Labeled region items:
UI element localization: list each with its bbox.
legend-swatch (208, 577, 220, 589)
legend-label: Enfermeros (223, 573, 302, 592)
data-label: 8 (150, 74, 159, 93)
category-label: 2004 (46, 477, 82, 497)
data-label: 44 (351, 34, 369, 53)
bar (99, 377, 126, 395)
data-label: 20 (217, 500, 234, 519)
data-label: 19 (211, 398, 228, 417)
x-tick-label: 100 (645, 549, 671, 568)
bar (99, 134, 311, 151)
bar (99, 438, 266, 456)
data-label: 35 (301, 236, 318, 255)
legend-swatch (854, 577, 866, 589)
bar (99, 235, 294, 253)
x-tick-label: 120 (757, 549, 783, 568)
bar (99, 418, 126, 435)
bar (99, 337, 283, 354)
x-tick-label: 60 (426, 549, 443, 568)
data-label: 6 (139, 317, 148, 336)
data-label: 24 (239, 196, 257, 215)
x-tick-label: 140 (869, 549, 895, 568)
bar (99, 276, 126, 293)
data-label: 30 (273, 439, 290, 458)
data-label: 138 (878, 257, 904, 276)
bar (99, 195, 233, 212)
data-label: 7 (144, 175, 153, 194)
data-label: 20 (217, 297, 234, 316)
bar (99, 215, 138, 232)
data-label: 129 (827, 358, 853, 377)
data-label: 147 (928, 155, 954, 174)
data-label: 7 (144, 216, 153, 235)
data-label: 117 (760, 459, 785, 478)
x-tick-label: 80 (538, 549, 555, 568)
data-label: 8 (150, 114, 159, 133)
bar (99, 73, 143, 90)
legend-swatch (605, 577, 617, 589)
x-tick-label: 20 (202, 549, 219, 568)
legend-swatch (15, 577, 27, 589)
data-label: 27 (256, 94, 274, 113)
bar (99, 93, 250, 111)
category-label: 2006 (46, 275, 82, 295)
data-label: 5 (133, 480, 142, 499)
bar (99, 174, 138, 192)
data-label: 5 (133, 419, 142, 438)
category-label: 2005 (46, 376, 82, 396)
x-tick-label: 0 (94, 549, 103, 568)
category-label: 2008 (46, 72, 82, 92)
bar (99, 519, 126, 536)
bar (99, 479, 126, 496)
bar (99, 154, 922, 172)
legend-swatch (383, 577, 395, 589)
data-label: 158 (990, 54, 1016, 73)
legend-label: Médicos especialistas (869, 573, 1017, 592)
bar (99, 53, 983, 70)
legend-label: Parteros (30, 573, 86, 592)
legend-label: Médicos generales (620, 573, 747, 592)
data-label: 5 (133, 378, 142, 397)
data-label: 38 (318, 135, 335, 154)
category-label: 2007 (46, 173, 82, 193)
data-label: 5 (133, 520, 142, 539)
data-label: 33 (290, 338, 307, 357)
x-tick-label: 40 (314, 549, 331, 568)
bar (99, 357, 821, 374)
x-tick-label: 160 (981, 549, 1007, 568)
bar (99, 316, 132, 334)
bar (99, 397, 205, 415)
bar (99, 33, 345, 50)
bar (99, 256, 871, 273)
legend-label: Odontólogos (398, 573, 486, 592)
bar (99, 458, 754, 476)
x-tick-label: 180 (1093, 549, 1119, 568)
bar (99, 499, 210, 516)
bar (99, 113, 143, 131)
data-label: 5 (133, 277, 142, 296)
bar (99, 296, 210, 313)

THE PROBLEM: Reproduce the items line by line, without any change, starting at the first line and ending with the line that contains "x-tick-label: 60 (426, 549, 443, 568)", including that line.

TASK RESULT:
UI element localization: list each with its bbox.
legend-swatch (208, 577, 220, 589)
legend-label: Enfermeros (223, 573, 302, 592)
data-label: 8 (150, 74, 159, 93)
category-label: 2004 (46, 477, 82, 497)
data-label: 44 (351, 34, 369, 53)
bar (99, 377, 126, 395)
data-label: 20 (217, 500, 234, 519)
data-label: 19 (211, 398, 228, 417)
x-tick-label: 100 (645, 549, 671, 568)
bar (99, 134, 311, 151)
bar (99, 438, 266, 456)
data-label: 35 (301, 236, 318, 255)
legend-swatch (854, 577, 866, 589)
bar (99, 235, 294, 253)
x-tick-label: 120 (757, 549, 783, 568)
bar (99, 418, 126, 435)
bar (99, 337, 283, 354)
x-tick-label: 60 (426, 549, 443, 568)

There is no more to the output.